- Required task -
Read the data and repeat it in full, exactly.

Dataset excerpt:
■ ■ ■

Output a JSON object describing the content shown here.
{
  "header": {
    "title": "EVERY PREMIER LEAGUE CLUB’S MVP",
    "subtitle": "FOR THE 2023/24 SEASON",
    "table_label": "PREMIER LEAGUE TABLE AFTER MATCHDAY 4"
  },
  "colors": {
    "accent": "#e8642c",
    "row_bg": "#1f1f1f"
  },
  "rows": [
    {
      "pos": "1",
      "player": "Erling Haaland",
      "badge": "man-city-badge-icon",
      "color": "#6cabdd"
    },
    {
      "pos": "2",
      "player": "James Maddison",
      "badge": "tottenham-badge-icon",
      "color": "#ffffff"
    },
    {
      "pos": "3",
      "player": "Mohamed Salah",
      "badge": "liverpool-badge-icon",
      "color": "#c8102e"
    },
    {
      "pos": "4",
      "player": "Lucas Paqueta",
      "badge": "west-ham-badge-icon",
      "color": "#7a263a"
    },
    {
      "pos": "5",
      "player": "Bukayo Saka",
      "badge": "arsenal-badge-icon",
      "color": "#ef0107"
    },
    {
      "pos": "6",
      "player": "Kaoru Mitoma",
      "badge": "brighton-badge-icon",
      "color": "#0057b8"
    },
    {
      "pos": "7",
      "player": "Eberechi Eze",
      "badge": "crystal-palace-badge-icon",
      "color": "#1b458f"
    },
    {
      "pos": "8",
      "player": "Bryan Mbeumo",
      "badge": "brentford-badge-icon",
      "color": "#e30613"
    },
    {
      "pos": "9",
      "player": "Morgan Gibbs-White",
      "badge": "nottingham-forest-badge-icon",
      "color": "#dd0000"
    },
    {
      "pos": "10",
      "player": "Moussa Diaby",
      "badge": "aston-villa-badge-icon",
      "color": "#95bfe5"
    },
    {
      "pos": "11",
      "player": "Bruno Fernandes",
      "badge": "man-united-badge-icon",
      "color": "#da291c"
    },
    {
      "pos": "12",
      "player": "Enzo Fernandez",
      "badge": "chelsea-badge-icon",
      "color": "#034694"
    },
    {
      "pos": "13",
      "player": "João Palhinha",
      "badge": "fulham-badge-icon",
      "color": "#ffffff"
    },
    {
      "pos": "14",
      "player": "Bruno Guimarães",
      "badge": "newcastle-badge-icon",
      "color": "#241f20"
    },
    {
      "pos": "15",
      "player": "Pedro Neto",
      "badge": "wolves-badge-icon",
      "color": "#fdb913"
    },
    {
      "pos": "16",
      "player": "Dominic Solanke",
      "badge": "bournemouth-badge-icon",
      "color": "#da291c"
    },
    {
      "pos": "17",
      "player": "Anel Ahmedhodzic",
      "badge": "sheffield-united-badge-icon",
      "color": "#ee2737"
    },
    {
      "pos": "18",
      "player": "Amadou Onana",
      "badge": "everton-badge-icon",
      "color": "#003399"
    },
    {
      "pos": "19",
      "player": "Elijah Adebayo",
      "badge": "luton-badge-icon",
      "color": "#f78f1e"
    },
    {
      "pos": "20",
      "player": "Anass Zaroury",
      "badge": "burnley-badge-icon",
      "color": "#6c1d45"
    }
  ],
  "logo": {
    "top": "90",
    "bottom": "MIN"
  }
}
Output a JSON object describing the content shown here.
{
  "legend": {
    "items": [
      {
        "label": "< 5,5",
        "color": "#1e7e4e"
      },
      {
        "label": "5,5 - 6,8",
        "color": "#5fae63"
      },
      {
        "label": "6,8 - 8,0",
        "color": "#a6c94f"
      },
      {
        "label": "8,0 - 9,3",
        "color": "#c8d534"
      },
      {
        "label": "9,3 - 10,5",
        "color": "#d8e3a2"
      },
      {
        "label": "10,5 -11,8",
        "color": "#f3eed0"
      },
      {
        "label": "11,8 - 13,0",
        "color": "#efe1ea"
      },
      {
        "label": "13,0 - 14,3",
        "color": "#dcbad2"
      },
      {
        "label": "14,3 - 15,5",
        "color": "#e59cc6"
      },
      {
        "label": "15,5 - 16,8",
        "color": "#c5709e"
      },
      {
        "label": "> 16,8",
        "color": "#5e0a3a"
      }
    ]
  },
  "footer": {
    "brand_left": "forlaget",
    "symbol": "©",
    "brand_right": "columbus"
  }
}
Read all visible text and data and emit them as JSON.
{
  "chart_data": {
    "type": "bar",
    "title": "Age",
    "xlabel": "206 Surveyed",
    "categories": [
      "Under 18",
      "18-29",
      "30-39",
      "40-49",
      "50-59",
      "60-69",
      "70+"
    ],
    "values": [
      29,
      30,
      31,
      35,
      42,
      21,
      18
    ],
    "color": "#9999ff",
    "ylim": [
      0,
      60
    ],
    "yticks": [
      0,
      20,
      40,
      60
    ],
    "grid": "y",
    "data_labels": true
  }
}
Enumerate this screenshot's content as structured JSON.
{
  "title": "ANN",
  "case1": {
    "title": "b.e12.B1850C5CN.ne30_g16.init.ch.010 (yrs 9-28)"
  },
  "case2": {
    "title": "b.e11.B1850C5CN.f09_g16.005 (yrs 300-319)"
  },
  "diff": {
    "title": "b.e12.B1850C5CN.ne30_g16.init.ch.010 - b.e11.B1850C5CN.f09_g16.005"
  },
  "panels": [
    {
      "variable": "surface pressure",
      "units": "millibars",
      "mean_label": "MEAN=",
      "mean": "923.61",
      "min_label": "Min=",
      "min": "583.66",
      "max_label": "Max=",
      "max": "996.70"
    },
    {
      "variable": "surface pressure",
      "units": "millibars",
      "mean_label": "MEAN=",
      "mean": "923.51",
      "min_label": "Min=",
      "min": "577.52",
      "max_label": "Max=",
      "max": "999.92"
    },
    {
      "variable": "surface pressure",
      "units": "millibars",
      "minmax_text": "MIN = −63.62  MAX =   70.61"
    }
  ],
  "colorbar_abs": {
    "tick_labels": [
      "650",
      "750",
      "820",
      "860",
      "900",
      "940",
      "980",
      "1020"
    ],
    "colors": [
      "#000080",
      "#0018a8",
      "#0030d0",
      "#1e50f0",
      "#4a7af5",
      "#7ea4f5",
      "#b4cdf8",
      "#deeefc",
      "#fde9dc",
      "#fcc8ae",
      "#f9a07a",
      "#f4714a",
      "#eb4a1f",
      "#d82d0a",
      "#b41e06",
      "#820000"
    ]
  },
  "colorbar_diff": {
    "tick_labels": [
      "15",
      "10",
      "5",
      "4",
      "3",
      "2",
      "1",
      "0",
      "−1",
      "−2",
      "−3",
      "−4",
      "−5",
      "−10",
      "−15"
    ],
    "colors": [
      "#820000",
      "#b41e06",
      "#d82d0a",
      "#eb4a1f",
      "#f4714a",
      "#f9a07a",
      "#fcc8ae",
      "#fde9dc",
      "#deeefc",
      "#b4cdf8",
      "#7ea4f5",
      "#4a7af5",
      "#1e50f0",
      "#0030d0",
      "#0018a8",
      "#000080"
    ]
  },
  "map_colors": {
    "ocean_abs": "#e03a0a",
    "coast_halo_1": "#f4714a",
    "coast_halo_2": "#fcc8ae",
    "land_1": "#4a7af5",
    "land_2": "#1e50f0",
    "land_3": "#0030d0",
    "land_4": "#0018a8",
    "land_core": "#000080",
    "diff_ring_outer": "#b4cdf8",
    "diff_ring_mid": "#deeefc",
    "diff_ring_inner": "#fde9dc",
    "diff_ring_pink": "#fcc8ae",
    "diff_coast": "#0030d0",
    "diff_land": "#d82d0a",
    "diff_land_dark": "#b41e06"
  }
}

■ ■ ■

- Result of this task -
Output a JSON object describing the content shown here.
{
  "header": {
    "title": "EVERY PREMIER LEAGUE CLUB’S MVP",
    "subtitle": "FOR THE 2023/24 SEASON",
    "table_label": "PREMIER LEAGUE TABLE AFTER MATCHDAY 4"
  },
  "colors": {
    "accent": "#e8642c",
    "row_bg": "#1f1f1f"
  },
  "rows": [
    {
      "pos": "1",
      "player": "Erling Haaland",
      "badge": "man-city-badge-icon",
      "color": "#6cabdd"
    },
    {
      "pos": "2",
      "player": "James Maddison",
      "badge": "tottenham-badge-icon",
      "color": "#ffffff"
    },
    {
      "pos": "3",
      "player": "Mohamed Salah",
      "badge": "liverpool-badge-icon",
      "color": "#c8102e"
    },
    {
      "pos": "4",
      "player": "Lucas Paqueta",
      "badge": "west-ham-badge-icon",
      "color": "#7a263a"
    },
    {
      "pos": "5",
      "player": "Bukayo Saka",
      "badge": "arsenal-badge-icon",
      "color": "#ef0107"
    },
    {
      "pos": "6",
      "player": "Kaoru Mitoma",
      "badge": "brighton-badge-icon",
      "color": "#0057b8"
    },
    {
      "pos": "7",
      "player": "Eberechi Eze",
      "badge": "crystal-palace-badge-icon",
      "color": "#1b458f"
    },
    {
      "pos": "8",
      "player": "Bryan Mbeumo",
      "badge": "brentford-badge-icon",
      "color": "#e30613"
    },
    {
      "pos": "9",
      "player": "Morgan Gibbs-White",
      "badge": "nottingham-forest-badge-icon",
      "color": "#dd0000"
    },
    {
      "pos": "10",
      "player": "Moussa Diaby",
      "badge": "aston-villa-badge-icon",
      "color": "#95bfe5"
    },
    {
      "pos": "11",
      "player": "Bruno Fernandes",
      "badge": "man-united-badge-icon",
      "color": "#da291c"
    },
    {
      "pos": "12",
      "player": "Enzo Fernandez",
      "badge": "chelsea-badge-icon",
      "color": "#034694"
    },
    {
      "pos": "13",
      "player": "João Palhinha",
      "badge": "fulham-badge-icon",
      "color": "#ffffff"
    },
    {
      "pos": "14",
      "player": "Bruno Guimarães",
      "badge": "newcastle-badge-icon",
      "color": "#241f20"
    },
    {
      "pos": "15",
      "player": "Pedro Neto",
      "badge": "wolves-badge-icon",
      "color": "#fdb913"
    },
    {
      "pos": "16",
      "player": "Dominic Solanke",
      "badge": "bournemouth-badge-icon",
      "color": "#da291c"
    },
    {
      "pos": "17",
      "player": "Anel Ahmedhodzic",
      "badge": "sheffield-united-badge-icon",
      "color": "#ee2737"
    },
    {
      "pos": "18",
      "player": "Amadou Onana",
      "badge": "everton-badge-icon",
      "color": "#003399"
    },
    {
      "pos": "19",
      "player": "Elijah Adebayo",
      "badge": "luton-badge-icon",
      "color": "#f78f1e"
    },
    {
      "pos": "20",
      "player": "Anass Zaroury",
      "badge": "burnley-badge-icon",
      "color": "#6c1d45"
    }
  ],
  "logo": {
    "top": "90",
    "bottom": "MIN"
  }
}
Output a JSON object describing the content shown here.
{
  "legend": {
    "items": [
      {
        "label": "< 5,5",
        "color": "#1e7e4e"
      },
      {
        "label": "5,5 - 6,8",
        "color": "#5fae63"
      },
      {
        "label": "6,8 - 8,0",
        "color": "#a6c94f"
      },
      {
        "label": "8,0 - 9,3",
        "color": "#c8d534"
      },
      {
        "label": "9,3 - 10,5",
        "color": "#d8e3a2"
      },
      {
        "label": "10,5 -11,8",
        "color": "#f3eed0"
      },
      {
        "label": "11,8 - 13,0",
        "color": "#efe1ea"
      },
      {
        "label": "13,0 - 14,3",
        "color": "#dcbad2"
      },
      {
        "label": "14,3 - 15,5",
        "color": "#e59cc6"
      },
      {
        "label": "15,5 - 16,8",
        "color": "#c5709e"
      },
      {
        "label": "> 16,8",
        "color": "#5e0a3a"
      }
    ]
  },
  "footer": {
    "brand_left": "forlaget",
    "symbol": "©",
    "brand_right": "columbus"
  }
}
Read all visible text and data and emit them as JSON.
{
  "chart_data": {
    "type": "bar",
    "title": "Age",
    "xlabel": "206 Surveyed",
    "categories": [
      "Under 18",
      "18-29",
      "30-39",
      "40-49",
      "50-59",
      "60-69",
      "70+"
    ],
    "values": [
      29,
      30,
      31,
      35,
      42,
      21,
      18
    ],
    "color": "#9999ff",
    "ylim": [
      0,
      60
    ],
    "yticks": [
      0,
      20,
      40,
      60
    ],
    "grid": "y",
    "data_labels": true
  }
}
Enumerate this screenshot's content as structured JSON.
{
  "title": "ANN",
  "case1": {
    "title": "b.e12.B1850C5CN.ne30_g16.init.ch.010 (yrs 9-28)"
  },
  "case2": {
    "title": "b.e11.B1850C5CN.f09_g16.005 (yrs 300-319)"
  },
  "diff": {
    "title": "b.e12.B1850C5CN.ne30_g16.init.ch.010 - b.e11.B1850C5CN.f09_g16.005"
  },
  "panels": [
    {
      "variable": "surface pressure",
      "units": "millibars",
      "mean_label": "MEAN=",
      "mean": "923.61",
      "min_label": "Min=",
      "min": "583.66",
      "max_label": "Max=",
      "max": "996.70"
    },
    {
      "variable": "surface pressure",
      "units": "millibars",
      "mean_label": "MEAN=",
      "mean": "923.51",
      "min_label": "Min=",
      "min": "577.52",
      "max_label": "Max=",
      "max": "999.92"
    },
    {
      "variable": "surface pressure",
      "units": "millibars",
      "minmax_text": "MIN = −63.62  MAX =   70.61"
    }
  ],
  "colorbar_abs": {
    "tick_labels": [
      "650",
      "750",
      "820",
      "860",
      "900",
      "940",
      "980",
      "1020"
    ],
    "colors": [
      "#000080",
      "#0018a8",
      "#0030d0",
      "#1e50f0",
      "#4a7af5",
      "#7ea4f5",
      "#b4cdf8",
      "#deeefc",
      "#fde9dc",
      "#fcc8ae",
      "#f9a07a",
      "#f4714a",
      "#eb4a1f",
      "#d82d0a",
      "#b41e06",
      "#820000"
    ]
  },
  "colorbar_diff": {
    "tick_labels": [
      "15",
      "10",
      "5",
      "4",
      "3",
      "2",
      "1",
      "0",
      "−1",
      "−2",
      "−3",
      "−4",
      "−5",
      "−10",
      "−15"
    ],
    "colors": [
      "#820000",
      "#b41e06",
      "#d82d0a",
      "#eb4a1f",
      "#f4714a",
      "#f9a07a",
      "#fcc8ae",
      "#fde9dc",
      "#deeefc",
      "#b4cdf8",
      "#7ea4f5",
      "#4a7af5",
      "#1e50f0",
      "#0030d0",
      "#0018a8",
      "#000080"
    ]
  },
  "map_colors": {
    "ocean_abs": "#e03a0a",
    "coast_halo_1": "#f4714a",
    "coast_halo_2": "#fcc8ae",
    "land_1": "#4a7af5",
    "land_2": "#1e50f0",
    "land_3": "#0030d0",
    "land_4": "#0018a8",
    "land_core": "#000080",
    "diff_ring_outer": "#b4cdf8",
    "diff_ring_mid": "#deeefc",
    "diff_ring_inner": "#fde9dc",
    "diff_ring_pink": "#fcc8ae",
    "diff_coast": "#0030d0",
    "diff_land": "#d82d0a",
    "diff_land_dark": "#b41e06"
  }
}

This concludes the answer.